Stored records
============

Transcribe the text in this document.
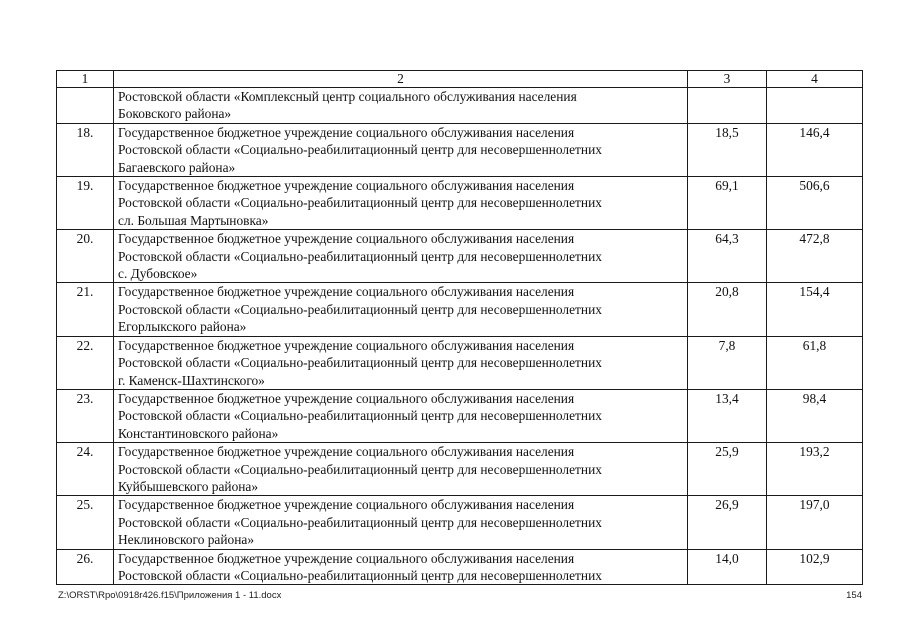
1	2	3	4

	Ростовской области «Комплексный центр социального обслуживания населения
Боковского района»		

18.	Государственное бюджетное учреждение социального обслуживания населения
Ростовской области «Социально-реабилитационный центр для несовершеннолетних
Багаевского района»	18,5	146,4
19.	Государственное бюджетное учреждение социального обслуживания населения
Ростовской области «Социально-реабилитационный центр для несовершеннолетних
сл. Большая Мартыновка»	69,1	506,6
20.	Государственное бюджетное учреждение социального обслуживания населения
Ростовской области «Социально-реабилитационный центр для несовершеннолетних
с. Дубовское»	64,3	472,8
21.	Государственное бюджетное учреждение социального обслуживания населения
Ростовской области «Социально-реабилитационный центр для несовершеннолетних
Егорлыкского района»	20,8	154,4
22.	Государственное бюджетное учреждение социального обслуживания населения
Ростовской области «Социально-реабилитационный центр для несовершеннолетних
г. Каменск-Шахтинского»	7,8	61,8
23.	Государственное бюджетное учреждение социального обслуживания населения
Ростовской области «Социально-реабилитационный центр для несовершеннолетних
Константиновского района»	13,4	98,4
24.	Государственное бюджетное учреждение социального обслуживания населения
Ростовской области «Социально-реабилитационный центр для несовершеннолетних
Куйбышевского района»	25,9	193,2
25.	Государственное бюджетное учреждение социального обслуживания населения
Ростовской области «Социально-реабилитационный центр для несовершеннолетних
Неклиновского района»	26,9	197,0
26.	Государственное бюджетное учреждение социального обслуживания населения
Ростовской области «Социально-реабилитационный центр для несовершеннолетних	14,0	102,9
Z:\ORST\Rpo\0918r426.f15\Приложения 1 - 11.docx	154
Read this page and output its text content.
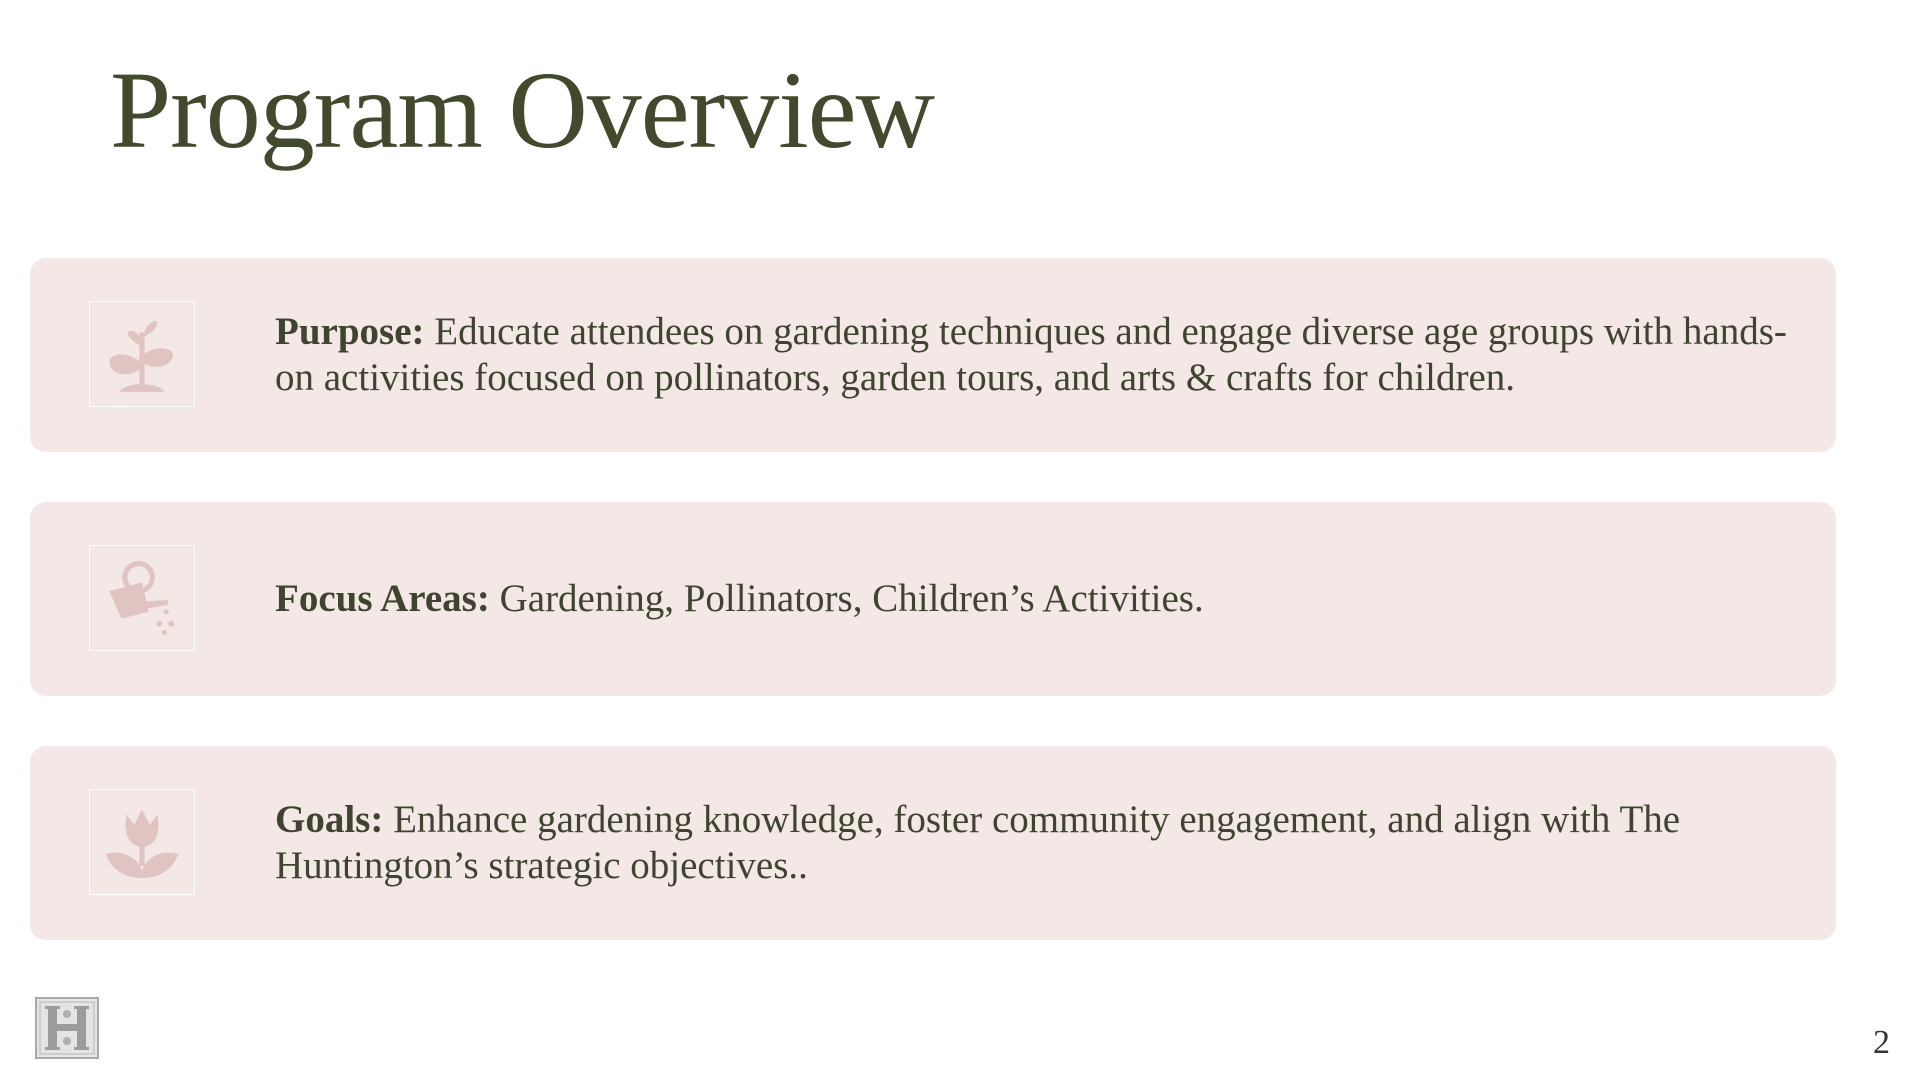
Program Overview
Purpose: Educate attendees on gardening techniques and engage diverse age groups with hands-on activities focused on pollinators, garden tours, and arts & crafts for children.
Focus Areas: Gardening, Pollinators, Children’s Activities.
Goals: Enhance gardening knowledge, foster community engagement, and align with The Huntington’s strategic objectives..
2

============

- Work to be completed -
Your task is to repeat exactly the lines from the one containing "Read this page and output its text content." through the end of the material, both included, and only those, without pictures.

- Solution to this exercise -
Read this page and output its text content.
Program Overview
Purpose: Educate attendees on gardening techniques and engage diverse age groups with hands-on activities focused on pollinators, garden tours, and arts & crafts for children.
Focus Areas: Gardening, Pollinators, Children’s Activities.
Goals: Enhance gardening knowledge, foster community engagement, and align with The Huntington’s strategic objectives..
2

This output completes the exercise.